→ **What you need to do**
In the records that follow, locate every line with "this" and extract it.

→ **Material provided**

◆ ◆ ◆ ◆ ◆ ◆ ◆

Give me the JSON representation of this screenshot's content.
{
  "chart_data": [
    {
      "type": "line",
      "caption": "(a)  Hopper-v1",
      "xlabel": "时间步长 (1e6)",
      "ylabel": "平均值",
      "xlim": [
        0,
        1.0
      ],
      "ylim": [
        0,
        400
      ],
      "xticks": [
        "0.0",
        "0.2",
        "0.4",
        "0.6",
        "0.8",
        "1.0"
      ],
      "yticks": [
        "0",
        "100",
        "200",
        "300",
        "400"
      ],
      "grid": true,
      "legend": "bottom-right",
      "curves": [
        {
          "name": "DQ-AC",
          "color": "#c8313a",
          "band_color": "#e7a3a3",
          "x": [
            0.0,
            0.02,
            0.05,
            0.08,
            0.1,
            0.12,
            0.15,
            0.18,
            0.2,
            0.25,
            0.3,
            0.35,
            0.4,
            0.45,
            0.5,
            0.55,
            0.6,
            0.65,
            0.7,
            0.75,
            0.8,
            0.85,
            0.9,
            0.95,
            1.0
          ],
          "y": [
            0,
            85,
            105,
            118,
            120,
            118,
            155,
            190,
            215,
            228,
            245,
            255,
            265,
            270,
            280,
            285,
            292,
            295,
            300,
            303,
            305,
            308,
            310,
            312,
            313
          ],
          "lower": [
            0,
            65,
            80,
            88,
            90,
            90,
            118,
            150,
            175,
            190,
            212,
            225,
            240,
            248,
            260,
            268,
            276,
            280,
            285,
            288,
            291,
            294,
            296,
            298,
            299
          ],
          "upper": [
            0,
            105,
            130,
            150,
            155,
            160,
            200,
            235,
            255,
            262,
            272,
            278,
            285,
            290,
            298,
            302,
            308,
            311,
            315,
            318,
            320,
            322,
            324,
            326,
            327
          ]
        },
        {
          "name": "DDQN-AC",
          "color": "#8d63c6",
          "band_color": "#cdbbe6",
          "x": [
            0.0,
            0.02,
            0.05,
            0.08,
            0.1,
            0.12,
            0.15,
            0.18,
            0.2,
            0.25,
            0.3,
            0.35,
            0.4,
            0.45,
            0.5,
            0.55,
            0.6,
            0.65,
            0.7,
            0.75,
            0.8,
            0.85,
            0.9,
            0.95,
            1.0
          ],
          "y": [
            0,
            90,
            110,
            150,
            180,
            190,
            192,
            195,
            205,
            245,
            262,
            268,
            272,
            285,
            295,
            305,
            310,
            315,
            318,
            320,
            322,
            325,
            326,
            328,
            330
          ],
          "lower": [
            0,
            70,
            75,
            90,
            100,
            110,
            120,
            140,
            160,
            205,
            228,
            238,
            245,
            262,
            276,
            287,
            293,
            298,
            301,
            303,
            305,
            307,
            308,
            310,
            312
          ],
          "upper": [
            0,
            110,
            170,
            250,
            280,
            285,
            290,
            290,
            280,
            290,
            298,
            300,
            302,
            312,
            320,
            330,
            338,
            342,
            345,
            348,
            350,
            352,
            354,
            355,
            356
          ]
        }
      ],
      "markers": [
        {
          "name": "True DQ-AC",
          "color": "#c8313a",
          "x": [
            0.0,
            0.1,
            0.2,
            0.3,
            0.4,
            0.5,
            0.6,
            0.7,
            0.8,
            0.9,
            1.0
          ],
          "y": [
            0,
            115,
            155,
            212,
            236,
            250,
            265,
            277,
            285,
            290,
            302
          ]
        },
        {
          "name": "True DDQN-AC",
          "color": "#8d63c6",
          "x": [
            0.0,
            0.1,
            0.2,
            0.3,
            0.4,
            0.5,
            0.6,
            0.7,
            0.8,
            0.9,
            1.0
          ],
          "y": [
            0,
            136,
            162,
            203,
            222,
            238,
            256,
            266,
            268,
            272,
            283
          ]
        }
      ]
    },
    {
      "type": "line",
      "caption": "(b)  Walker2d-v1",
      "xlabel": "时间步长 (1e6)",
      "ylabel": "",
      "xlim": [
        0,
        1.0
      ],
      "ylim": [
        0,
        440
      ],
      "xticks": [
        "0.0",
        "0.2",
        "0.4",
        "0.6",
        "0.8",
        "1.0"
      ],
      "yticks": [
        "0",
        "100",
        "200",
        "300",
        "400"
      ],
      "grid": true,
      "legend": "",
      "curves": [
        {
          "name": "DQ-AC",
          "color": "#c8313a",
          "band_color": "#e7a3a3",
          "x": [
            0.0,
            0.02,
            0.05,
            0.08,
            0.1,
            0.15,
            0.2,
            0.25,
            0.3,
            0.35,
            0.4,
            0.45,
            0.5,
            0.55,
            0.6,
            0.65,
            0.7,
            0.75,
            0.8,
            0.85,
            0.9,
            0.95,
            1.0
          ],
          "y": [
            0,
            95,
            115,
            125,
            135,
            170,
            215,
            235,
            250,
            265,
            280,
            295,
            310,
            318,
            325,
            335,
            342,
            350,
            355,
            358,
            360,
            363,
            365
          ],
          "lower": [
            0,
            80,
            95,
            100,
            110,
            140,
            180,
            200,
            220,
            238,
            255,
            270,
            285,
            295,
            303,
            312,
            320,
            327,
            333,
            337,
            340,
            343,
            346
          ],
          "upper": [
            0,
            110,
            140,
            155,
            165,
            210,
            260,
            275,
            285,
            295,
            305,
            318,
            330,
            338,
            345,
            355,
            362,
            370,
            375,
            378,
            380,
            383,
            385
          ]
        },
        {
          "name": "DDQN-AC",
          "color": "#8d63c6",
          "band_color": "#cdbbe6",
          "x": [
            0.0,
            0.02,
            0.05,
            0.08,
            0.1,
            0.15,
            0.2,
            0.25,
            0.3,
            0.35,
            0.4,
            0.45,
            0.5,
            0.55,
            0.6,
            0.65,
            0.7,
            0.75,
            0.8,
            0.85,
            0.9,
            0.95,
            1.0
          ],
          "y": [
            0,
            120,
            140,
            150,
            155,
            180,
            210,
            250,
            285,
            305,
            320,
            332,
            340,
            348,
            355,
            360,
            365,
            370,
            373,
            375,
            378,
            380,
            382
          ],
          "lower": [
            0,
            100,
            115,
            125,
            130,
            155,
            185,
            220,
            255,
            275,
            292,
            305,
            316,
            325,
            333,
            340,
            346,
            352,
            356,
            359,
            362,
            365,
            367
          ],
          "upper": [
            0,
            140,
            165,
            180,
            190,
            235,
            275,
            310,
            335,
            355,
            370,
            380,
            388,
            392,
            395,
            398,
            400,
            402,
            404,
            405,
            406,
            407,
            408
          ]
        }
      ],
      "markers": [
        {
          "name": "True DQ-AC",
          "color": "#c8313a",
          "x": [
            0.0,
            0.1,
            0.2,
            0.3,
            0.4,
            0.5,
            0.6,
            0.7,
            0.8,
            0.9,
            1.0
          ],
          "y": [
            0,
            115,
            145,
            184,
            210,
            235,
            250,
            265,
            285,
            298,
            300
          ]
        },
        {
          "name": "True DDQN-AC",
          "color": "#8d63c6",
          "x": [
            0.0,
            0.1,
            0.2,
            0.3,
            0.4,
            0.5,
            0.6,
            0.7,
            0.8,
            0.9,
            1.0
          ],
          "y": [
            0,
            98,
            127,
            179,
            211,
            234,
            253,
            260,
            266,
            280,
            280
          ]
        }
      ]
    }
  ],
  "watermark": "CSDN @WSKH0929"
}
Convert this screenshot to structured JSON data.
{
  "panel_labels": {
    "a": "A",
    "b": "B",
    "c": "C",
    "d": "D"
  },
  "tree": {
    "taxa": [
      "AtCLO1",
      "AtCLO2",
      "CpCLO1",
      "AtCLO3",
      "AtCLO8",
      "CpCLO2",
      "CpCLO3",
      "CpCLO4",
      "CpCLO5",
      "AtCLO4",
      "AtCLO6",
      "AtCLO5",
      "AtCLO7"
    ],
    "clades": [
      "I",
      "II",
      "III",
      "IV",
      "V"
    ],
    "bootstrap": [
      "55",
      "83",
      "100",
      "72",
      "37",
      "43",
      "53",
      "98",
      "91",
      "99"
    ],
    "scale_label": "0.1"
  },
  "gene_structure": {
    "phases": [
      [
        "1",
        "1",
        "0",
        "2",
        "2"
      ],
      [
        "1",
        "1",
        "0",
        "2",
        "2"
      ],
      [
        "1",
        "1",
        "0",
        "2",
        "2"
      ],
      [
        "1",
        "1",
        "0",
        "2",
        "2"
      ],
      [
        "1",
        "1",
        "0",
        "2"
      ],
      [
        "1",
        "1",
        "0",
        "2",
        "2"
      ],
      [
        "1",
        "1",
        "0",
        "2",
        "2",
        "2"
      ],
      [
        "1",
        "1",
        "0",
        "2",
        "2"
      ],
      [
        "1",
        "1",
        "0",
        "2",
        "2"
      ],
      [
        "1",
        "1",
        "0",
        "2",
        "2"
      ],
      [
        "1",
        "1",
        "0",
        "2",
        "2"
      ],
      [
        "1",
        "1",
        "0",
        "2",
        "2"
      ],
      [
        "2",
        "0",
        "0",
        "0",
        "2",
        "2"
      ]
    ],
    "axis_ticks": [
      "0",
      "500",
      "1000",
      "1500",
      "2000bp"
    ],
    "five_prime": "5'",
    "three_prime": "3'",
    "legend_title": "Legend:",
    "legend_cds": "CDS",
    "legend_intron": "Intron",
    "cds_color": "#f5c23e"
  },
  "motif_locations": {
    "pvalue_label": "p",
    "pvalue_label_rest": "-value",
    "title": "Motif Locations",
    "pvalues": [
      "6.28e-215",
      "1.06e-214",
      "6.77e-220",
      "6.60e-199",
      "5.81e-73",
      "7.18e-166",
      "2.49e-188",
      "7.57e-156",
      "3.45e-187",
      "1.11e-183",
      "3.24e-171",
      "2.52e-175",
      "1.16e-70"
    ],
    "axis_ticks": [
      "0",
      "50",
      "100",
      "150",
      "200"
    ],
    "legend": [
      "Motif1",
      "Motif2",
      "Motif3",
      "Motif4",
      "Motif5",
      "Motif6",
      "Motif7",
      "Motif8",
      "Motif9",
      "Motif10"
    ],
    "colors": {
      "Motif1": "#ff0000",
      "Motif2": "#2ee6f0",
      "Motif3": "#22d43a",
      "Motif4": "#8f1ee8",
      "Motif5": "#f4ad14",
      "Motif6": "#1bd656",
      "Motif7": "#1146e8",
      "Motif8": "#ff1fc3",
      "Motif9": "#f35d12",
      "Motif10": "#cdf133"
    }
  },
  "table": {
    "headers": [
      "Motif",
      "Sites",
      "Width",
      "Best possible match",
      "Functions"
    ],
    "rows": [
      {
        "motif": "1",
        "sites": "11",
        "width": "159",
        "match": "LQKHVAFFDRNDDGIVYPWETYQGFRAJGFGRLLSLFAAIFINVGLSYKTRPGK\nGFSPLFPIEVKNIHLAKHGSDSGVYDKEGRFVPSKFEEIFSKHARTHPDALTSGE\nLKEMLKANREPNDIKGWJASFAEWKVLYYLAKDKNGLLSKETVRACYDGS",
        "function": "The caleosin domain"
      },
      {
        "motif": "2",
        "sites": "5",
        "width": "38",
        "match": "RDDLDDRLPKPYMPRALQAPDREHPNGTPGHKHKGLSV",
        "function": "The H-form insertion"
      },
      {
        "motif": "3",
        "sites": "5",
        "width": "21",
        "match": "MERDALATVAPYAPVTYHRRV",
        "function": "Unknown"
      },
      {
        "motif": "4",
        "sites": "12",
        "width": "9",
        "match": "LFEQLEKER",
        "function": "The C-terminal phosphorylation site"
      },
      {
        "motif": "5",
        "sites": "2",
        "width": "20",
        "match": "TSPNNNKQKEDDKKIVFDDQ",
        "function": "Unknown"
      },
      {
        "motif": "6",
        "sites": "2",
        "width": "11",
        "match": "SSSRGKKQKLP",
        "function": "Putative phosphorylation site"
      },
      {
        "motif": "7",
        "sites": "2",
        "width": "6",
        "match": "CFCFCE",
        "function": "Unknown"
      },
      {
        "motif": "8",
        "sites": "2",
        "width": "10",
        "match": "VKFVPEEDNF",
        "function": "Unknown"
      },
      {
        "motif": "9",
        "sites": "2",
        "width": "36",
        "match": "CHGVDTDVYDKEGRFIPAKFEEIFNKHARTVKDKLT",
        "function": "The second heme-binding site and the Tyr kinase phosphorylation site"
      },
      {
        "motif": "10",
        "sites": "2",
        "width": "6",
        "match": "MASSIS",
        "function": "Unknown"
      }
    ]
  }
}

◆ ◆ ◆ ◆ ◆ ◆ ◆

→ **Written solution**
Give me the JSON representation of this screenshot's content.
Convert this screenshot to structured JSON data.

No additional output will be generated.